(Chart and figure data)
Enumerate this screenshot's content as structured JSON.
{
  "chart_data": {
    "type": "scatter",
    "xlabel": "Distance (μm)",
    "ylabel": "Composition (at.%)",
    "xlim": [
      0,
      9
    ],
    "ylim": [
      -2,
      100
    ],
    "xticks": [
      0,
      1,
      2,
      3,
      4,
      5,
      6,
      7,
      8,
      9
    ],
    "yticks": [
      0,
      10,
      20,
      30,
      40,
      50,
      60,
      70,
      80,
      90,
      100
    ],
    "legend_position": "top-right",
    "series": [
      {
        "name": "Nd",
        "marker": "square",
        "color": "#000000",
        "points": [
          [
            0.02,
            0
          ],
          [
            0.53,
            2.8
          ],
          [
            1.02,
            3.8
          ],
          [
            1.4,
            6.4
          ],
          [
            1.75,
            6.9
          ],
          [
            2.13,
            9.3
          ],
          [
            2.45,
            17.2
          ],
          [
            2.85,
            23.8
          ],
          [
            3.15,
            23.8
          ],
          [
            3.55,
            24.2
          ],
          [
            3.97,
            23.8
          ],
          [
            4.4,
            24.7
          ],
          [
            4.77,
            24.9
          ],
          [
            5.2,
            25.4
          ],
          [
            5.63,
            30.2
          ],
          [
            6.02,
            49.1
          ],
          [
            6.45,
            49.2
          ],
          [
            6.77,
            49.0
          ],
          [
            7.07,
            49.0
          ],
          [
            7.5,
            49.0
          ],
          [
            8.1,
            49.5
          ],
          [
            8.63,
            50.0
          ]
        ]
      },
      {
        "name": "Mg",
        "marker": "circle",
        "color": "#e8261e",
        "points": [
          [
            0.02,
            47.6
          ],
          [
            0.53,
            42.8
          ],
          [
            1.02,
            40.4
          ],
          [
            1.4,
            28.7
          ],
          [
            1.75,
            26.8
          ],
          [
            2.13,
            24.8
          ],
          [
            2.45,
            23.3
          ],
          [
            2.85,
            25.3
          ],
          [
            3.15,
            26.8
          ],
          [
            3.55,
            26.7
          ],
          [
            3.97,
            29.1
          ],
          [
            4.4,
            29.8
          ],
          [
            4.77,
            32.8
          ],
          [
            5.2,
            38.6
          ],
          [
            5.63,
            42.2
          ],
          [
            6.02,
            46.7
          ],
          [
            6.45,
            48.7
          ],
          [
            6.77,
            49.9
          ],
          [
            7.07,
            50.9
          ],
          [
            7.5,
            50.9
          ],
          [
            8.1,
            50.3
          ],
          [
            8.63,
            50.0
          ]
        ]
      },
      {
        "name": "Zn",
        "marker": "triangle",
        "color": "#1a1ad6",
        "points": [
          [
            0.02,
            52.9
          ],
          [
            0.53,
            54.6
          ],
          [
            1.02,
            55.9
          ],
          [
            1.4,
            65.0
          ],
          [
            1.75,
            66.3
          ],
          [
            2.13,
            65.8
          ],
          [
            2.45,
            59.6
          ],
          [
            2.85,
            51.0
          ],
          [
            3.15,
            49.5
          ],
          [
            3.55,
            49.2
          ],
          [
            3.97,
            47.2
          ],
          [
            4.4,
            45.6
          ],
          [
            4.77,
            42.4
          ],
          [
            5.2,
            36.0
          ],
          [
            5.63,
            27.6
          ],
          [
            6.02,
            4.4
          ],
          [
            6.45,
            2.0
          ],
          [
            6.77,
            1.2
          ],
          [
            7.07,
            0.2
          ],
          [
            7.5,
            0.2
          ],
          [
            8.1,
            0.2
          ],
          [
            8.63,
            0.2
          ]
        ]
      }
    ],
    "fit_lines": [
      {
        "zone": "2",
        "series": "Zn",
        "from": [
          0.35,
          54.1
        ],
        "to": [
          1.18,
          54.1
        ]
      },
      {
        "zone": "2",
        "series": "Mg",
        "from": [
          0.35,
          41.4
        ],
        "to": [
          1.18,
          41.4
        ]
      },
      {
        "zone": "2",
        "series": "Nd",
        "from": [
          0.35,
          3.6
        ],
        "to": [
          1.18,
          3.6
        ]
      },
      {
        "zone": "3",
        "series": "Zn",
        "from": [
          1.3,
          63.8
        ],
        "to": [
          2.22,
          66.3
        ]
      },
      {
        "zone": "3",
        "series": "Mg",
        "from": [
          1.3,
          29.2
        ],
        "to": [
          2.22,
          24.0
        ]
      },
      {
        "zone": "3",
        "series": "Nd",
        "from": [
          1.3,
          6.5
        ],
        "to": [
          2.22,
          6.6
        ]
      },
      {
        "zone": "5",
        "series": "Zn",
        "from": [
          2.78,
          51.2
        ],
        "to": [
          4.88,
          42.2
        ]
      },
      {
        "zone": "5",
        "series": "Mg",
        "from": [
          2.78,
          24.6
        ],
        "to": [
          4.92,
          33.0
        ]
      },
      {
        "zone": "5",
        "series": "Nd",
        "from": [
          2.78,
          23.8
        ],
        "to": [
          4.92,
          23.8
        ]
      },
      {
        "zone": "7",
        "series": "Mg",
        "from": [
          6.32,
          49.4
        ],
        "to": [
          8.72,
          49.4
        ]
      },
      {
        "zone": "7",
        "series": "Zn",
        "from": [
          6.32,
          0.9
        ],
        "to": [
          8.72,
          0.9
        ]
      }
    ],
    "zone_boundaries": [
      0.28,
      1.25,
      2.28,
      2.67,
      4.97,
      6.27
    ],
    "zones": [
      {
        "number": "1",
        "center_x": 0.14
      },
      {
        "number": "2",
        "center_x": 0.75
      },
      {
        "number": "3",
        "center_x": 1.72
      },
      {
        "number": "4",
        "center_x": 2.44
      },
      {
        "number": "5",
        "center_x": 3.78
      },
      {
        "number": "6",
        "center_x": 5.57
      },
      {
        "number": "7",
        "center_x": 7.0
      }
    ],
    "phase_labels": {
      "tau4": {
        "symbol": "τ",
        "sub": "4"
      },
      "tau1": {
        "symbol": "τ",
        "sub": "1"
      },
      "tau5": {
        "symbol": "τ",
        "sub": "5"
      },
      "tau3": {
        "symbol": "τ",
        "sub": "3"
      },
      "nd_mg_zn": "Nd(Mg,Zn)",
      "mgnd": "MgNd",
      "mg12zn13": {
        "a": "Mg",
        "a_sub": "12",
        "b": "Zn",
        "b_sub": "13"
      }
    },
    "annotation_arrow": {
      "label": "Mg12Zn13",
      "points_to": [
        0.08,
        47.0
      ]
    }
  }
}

Written task: Write out every line of the records exactly.

The output:
Enumerate this screenshot's content as structured JSON.
{
  "chart_data": {
    "type": "scatter",
    "xlabel": "Distance (μm)",
    "ylabel": "Composition (at.%)",
    "xlim": [
      0,
      9
    ],
    "ylim": [
      -2,
      100
    ],
    "xticks": [
      0,
      1,
      2,
      3,
      4,
      5,
      6,
      7,
      8,
      9
    ],
    "yticks": [
      0,
      10,
      20,
      30,
      40,
      50,
      60,
      70,
      80,
      90,
      100
    ],
    "legend_position": "top-right",
    "series": [
      {
        "name": "Nd",
        "marker": "square",
        "color": "#000000",
        "points": [
          [
            0.02,
            0
          ],
          [
            0.53,
            2.8
          ],
          [
            1.02,
            3.8
          ],
          [
            1.4,
            6.4
          ],
          [
            1.75,
            6.9
          ],
          [
            2.13,
            9.3
          ],
          [
            2.45,
            17.2
          ],
          [
            2.85,
            23.8
          ],
          [
            3.15,
            23.8
          ],
          [
            3.55,
            24.2
          ],
          [
            3.97,
            23.8
          ],
          [
            4.4,
            24.7
          ],
          [
            4.77,
            24.9
          ],
          [
            5.2,
            25.4
          ],
          [
            5.63,
            30.2
          ],
          [
            6.02,
            49.1
          ],
          [
            6.45,
            49.2
          ],
          [
            6.77,
            49.0
          ],
          [
            7.07,
            49.0
          ],
          [
            7.5,
            49.0
          ],
          [
            8.1,
            49.5
          ],
          [
            8.63,
            50.0
          ]
        ]
      },
      {
        "name": "Mg",
        "marker": "circle",
        "color": "#e8261e",
        "points": [
          [
            0.02,
            47.6
          ],
          [
            0.53,
            42.8
          ],
          [
            1.02,
            40.4
          ],
          [
            1.4,
            28.7
          ],
          [
            1.75,
            26.8
          ],
          [
            2.13,
            24.8
          ],
          [
            2.45,
            23.3
          ],
          [
            2.85,
            25.3
          ],
          [
            3.15,
            26.8
          ],
          [
            3.55,
            26.7
          ],
          [
            3.97,
            29.1
          ],
          [
            4.4,
            29.8
          ],
          [
            4.77,
            32.8
          ],
          [
            5.2,
            38.6
          ],
          [
            5.63,
            42.2
          ],
          [
            6.02,
            46.7
          ],
          [
            6.45,
            48.7
          ],
          [
            6.77,
            49.9
          ],
          [
            7.07,
            50.9
          ],
          [
            7.5,
            50.9
          ],
          [
            8.1,
            50.3
          ],
          [
            8.63,
            50.0
          ]
        ]
      },
      {
        "name": "Zn",
        "marker": "triangle",
        "color": "#1a1ad6",
        "points": [
          [
            0.02,
            52.9
          ],
          [
            0.53,
            54.6
          ],
          [
            1.02,
            55.9
          ],
          [
            1.4,
            65.0
          ],
          [
            1.75,
            66.3
          ],
          [
            2.13,
            65.8
          ],
          [
            2.45,
            59.6
          ],
          [
            2.85,
            51.0
          ],
          [
            3.15,
            49.5
          ],
          [
            3.55,
            49.2
          ],
          [
            3.97,
            47.2
          ],
          [
            4.4,
            45.6
          ],
          [
            4.77,
            42.4
          ],
          [
            5.2,
            36.0
          ],
          [
            5.63,
            27.6
          ],
          [
            6.02,
            4.4
          ],
          [
            6.45,
            2.0
          ],
          [
            6.77,
            1.2
          ],
          [
            7.07,
            0.2
          ],
          [
            7.5,
            0.2
          ],
          [
            8.1,
            0.2
          ],
          [
            8.63,
            0.2
          ]
        ]
      }
    ],
    "fit_lines": [
      {
        "zone": "2",
        "series": "Zn",
        "from": [
          0.35,
          54.1
        ],
        "to": [
          1.18,
          54.1
        ]
      },
      {
        "zone": "2",
        "series": "Mg",
        "from": [
          0.35,
          41.4
        ],
        "to": [
          1.18,
          41.4
        ]
      },
      {
        "zone": "2",
        "series": "Nd",
        "from": [
          0.35,
          3.6
        ],
        "to": [
          1.18,
          3.6
        ]
      },
      {
        "zone": "3",
        "series": "Zn",
        "from": [
          1.3,
          63.8
        ],
        "to": [
          2.22,
          66.3
        ]
      },
      {
        "zone": "3",
        "series": "Mg",
        "from": [
          1.3,
          29.2
        ],
        "to": [
          2.22,
          24.0
        ]
      },
      {
        "zone": "3",
        "series": "Nd",
        "from": [
          1.3,
          6.5
        ],
        "to": [
          2.22,
          6.6
        ]
      },
      {
        "zone": "5",
        "series": "Zn",
        "from": [
          2.78,
          51.2
        ],
        "to": [
          4.88,
          42.2
        ]
      },
      {
        "zone": "5",
        "series": "Mg",
        "from": [
          2.78,
          24.6
        ],
        "to": [
          4.92,
          33.0
        ]
      },
      {
        "zone": "5",
        "series": "Nd",
        "from": [
          2.78,
          23.8
        ],
        "to": [
          4.92,
          23.8
        ]
      },
      {
        "zone": "7",
        "series": "Mg",
        "from": [
          6.32,
          49.4
        ],
        "to": [
          8.72,
          49.4
        ]
      },
      {
        "zone": "7",
        "series": "Zn",
        "from": [
          6.32,
          0.9
        ],
        "to": [
          8.72,
          0.9
        ]
      }
    ],
    "zone_boundaries": [
      0.28,
      1.25,
      2.28,
      2.67,
      4.97,
      6.27
    ],
    "zones": [
      {
        "number": "1",
        "center_x": 0.14
      },
      {
        "number": "2",
        "center_x": 0.75
      },
      {
        "number": "3",
        "center_x": 1.72
      },
      {
        "number": "4",
        "center_x": 2.44
      },
      {
        "number": "5",
        "center_x": 3.78
      },
      {
        "number": "6",
        "center_x": 5.57
      },
      {
        "number": "7",
        "center_x": 7.0
      }
    ],
    "phase_labels": {
      "tau4": {
        "symbol": "τ",
        "sub": "4"
      },
      "tau1": {
        "symbol": "τ",
        "sub": "1"
      },
      "tau5": {
        "symbol": "τ",
        "sub": "5"
      },
      "tau3": {
        "symbol": "τ",
        "sub": "3"
      },
      "nd_mg_zn": "Nd(Mg,Zn)",
      "mgnd": "MgNd",
      "mg12zn13": {
        "a": "Mg",
        "a_sub": "12",
        "b": "Zn",
        "b_sub": "13"
      }
    },
    "annotation_arrow": {
      "label": "Mg12Zn13",
      "points_to": [
        0.08,
        47.0
      ]
    }
  }
}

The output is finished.